* [Your task]:
Rewrite the listing below with every occurrence of "x-tick-label" changed to "x-axis-label", leaving everything else intact.

* [Exercise inputs]:
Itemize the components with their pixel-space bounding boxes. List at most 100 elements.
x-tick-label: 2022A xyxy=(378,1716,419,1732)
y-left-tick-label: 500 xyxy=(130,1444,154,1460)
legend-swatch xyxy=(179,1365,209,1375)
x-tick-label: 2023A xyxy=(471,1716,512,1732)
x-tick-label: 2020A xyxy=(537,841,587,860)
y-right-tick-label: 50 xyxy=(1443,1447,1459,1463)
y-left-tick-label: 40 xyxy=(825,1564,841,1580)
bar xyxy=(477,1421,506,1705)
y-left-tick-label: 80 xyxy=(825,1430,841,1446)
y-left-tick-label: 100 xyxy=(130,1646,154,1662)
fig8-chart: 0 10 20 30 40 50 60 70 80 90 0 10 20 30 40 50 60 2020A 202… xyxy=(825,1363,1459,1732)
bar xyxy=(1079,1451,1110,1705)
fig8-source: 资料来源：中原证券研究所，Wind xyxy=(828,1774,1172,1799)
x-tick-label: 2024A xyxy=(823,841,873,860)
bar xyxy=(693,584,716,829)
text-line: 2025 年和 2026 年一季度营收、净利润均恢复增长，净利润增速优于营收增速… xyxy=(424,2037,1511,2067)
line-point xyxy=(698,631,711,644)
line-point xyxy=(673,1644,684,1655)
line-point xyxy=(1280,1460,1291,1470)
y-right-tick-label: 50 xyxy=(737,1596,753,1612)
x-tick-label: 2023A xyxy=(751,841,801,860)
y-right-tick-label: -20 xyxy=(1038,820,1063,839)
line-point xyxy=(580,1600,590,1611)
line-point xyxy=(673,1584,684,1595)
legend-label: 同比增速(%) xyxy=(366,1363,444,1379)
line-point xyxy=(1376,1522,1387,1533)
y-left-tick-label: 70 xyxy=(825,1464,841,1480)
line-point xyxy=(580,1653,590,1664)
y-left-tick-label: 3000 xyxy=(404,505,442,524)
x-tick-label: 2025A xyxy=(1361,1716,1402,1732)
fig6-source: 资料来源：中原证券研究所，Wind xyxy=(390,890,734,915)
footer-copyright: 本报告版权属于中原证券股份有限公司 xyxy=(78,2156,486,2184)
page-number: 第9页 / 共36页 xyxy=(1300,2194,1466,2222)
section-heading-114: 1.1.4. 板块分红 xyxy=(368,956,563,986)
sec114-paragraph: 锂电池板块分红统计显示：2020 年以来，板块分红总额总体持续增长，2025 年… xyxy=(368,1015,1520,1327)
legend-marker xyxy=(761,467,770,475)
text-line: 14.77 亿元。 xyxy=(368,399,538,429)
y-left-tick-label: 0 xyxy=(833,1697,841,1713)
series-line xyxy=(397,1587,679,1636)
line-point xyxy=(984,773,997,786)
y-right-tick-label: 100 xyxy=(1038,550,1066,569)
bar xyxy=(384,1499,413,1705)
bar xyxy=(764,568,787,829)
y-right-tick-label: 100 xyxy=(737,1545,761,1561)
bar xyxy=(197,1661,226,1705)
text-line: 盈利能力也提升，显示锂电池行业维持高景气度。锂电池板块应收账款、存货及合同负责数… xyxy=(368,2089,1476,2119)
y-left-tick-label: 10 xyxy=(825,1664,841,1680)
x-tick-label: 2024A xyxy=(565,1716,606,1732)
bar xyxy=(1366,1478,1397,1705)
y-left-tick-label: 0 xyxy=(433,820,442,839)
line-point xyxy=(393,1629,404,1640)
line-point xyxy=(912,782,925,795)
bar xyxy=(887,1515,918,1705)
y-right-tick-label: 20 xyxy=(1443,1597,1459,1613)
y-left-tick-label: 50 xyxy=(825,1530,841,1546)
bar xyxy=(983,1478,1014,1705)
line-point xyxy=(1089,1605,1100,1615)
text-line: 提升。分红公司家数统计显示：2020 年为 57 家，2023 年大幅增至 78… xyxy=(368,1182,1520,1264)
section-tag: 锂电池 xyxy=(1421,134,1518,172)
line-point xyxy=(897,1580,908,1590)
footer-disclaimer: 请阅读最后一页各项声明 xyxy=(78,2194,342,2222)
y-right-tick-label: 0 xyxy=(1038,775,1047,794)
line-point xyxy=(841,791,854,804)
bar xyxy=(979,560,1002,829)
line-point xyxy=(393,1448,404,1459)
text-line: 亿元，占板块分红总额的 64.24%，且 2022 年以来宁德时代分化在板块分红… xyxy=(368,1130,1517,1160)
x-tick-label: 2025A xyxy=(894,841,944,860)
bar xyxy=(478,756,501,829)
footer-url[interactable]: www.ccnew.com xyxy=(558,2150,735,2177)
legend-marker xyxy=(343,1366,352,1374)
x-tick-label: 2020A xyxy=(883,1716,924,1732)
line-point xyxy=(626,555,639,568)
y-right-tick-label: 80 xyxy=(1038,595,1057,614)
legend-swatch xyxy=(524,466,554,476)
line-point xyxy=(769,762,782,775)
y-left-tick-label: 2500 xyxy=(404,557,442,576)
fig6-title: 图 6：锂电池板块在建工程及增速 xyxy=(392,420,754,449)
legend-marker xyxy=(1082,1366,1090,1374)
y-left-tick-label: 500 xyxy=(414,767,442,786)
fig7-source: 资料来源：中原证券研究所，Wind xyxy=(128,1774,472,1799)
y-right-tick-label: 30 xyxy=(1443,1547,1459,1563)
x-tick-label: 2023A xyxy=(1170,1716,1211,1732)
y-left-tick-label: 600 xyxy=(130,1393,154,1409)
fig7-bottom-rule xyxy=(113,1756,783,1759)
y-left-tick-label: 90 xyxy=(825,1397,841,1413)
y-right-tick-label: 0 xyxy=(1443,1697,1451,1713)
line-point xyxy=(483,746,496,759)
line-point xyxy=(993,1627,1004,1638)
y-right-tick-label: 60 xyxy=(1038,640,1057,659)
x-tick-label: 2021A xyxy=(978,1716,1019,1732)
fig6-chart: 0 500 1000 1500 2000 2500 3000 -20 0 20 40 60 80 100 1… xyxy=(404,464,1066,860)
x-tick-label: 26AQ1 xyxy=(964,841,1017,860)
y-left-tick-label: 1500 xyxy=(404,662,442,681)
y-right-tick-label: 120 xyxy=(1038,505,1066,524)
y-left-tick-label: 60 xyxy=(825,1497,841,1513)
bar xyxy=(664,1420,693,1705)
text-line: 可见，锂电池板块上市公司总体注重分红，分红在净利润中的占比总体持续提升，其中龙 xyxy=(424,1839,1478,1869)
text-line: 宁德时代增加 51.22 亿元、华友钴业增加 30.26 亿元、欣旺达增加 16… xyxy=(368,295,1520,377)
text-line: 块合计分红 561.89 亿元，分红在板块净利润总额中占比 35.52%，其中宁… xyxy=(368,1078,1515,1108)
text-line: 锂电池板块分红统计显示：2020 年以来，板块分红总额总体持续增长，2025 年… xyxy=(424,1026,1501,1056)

* [Finished answer]:
Itemize the components with their pixel-space bounding boxes. List at most 100 elements.
x-axis-label: 2022A xyxy=(378,1716,419,1732)
y-left-tick-label: 500 xyxy=(130,1444,154,1460)
legend-swatch xyxy=(179,1365,209,1375)
x-axis-label: 2023A xyxy=(471,1716,512,1732)
x-axis-label: 2020A xyxy=(537,841,587,860)
y-right-tick-label: 50 xyxy=(1443,1447,1459,1463)
y-left-tick-label: 40 xyxy=(825,1564,841,1580)
bar xyxy=(477,1421,506,1705)
y-left-tick-label: 80 xyxy=(825,1430,841,1446)
y-left-tick-label: 100 xyxy=(130,1646,154,1662)
fig8-chart: 0 10 20 30 40 50 60 70 80 90 0 10 20 30 40 50 60 2020A 202… xyxy=(825,1363,1459,1732)
bar xyxy=(1079,1451,1110,1705)
fig8-source: 资料来源：中原证券研究所，Wind xyxy=(828,1774,1172,1799)
x-axis-label: 2024A xyxy=(823,841,873,860)
bar xyxy=(693,584,716,829)
text-line: 2025 年和 2026 年一季度营收、净利润均恢复增长，净利润增速优于营收增速… xyxy=(424,2037,1511,2067)
line-point xyxy=(698,631,711,644)
line-point xyxy=(673,1644,684,1655)
line-point xyxy=(1280,1460,1291,1470)
y-right-tick-label: 50 xyxy=(737,1596,753,1612)
x-axis-label: 2023A xyxy=(751,841,801,860)
y-right-tick-label: -20 xyxy=(1038,820,1063,839)
line-point xyxy=(580,1600,590,1611)
line-point xyxy=(673,1584,684,1595)
legend-label: 同比增速(%) xyxy=(366,1363,444,1379)
line-point xyxy=(1376,1522,1387,1533)
y-left-tick-label: 70 xyxy=(825,1464,841,1480)
line-point xyxy=(580,1653,590,1664)
y-left-tick-label: 3000 xyxy=(404,505,442,524)
x-axis-label: 2025A xyxy=(1361,1716,1402,1732)
fig6-source: 资料来源：中原证券研究所，Wind xyxy=(390,890,734,915)
footer-copyright: 本报告版权属于中原证券股份有限公司 xyxy=(78,2156,486,2184)
page-number: 第9页 / 共36页 xyxy=(1300,2194,1466,2222)
section-heading-114: 1.1.4. 板块分红 xyxy=(368,956,563,986)
sec114-paragraph: 锂电池板块分红统计显示：2020 年以来，板块分红总额总体持续增长，2025 年… xyxy=(368,1015,1520,1327)
legend-marker xyxy=(761,467,770,475)
text-line: 14.77 亿元。 xyxy=(368,399,538,429)
y-left-tick-label: 0 xyxy=(833,1697,841,1713)
series-line xyxy=(397,1587,679,1636)
line-point xyxy=(984,773,997,786)
y-right-tick-label: 100 xyxy=(1038,550,1066,569)
bar xyxy=(384,1499,413,1705)
bar xyxy=(764,568,787,829)
y-right-tick-label: 100 xyxy=(737,1545,761,1561)
bar xyxy=(197,1661,226,1705)
text-line: 盈利能力也提升，显示锂电池行业维持高景气度。锂电池板块应收账款、存货及合同负责数… xyxy=(368,2089,1476,2119)
y-left-tick-label: 10 xyxy=(825,1664,841,1680)
x-axis-label: 2024A xyxy=(565,1716,606,1732)
bar xyxy=(1366,1478,1397,1705)
y-left-tick-label: 0 xyxy=(433,820,442,839)
line-point xyxy=(393,1629,404,1640)
line-point xyxy=(912,782,925,795)
bar xyxy=(887,1515,918,1705)
y-right-tick-label: 20 xyxy=(1443,1597,1459,1613)
y-left-tick-label: 50 xyxy=(825,1530,841,1546)
bar xyxy=(983,1478,1014,1705)
line-point xyxy=(1089,1605,1100,1615)
text-line: 提升。分红公司家数统计显示：2020 年为 57 家，2023 年大幅增至 78… xyxy=(368,1182,1520,1264)
section-tag: 锂电池 xyxy=(1421,134,1518,172)
line-point xyxy=(897,1580,908,1590)
footer-disclaimer: 请阅读最后一页各项声明 xyxy=(78,2194,342,2222)
y-right-tick-label: 0 xyxy=(1038,775,1047,794)
line-point xyxy=(841,791,854,804)
bar xyxy=(979,560,1002,829)
line-point xyxy=(393,1448,404,1459)
text-line: 亿元，占板块分红总额的 64.24%，且 2022 年以来宁德时代分化在板块分红… xyxy=(368,1130,1517,1160)
x-axis-label: 2025A xyxy=(894,841,944,860)
bar xyxy=(478,756,501,829)
footer-url[interactable]: www.ccnew.com xyxy=(558,2150,735,2177)
legend-marker xyxy=(343,1366,352,1374)
x-axis-label: 2020A xyxy=(883,1716,924,1732)
line-point xyxy=(626,555,639,568)
y-right-tick-label: 80 xyxy=(1038,595,1057,614)
legend-swatch xyxy=(524,466,554,476)
line-point xyxy=(769,762,782,775)
y-left-tick-label: 2500 xyxy=(404,557,442,576)
fig6-title: 图 6：锂电池板块在建工程及增速 xyxy=(392,420,754,449)
legend-marker xyxy=(1082,1366,1090,1374)
y-left-tick-label: 500 xyxy=(414,767,442,786)
fig7-source: 资料来源：中原证券研究所，Wind xyxy=(128,1774,472,1799)
y-right-tick-label: 30 xyxy=(1443,1547,1459,1563)
x-axis-label: 2023A xyxy=(1170,1716,1211,1732)
y-left-tick-label: 600 xyxy=(130,1393,154,1409)
fig7-bottom-rule xyxy=(113,1756,783,1759)
y-left-tick-label: 90 xyxy=(825,1397,841,1413)
y-right-tick-label: 0 xyxy=(1443,1697,1451,1713)
line-point xyxy=(483,746,496,759)
line-point xyxy=(993,1627,1004,1638)
y-right-tick-label: 60 xyxy=(1038,640,1057,659)
x-axis-label: 2021A xyxy=(978,1716,1019,1732)
fig6-chart: 0 500 1000 1500 2000 2500 3000 -20 0 20 40 60 80 100 1… xyxy=(404,464,1066,860)
x-axis-label: 26AQ1 xyxy=(964,841,1017,860)
y-left-tick-label: 1500 xyxy=(404,662,442,681)
y-right-tick-label: 120 xyxy=(1038,505,1066,524)
y-left-tick-label: 60 xyxy=(825,1497,841,1513)
bar xyxy=(664,1420,693,1705)
text-line: 可见，锂电池板块上市公司总体注重分红，分红在净利润中的占比总体持续提升，其中龙 xyxy=(424,1839,1478,1869)
text-line: 宁德时代增加 51.22 亿元、华友钴业增加 30.26 亿元、欣旺达增加 16… xyxy=(368,295,1520,377)
text-line: 块合计分红 561.89 亿元，分红在板块净利润总额中占比 35.52%，其中宁… xyxy=(368,1078,1515,1108)
text-line: 锂电池板块分红统计显示：2020 年以来，板块分红总额总体持续增长，2025 年… xyxy=(424,1026,1501,1056)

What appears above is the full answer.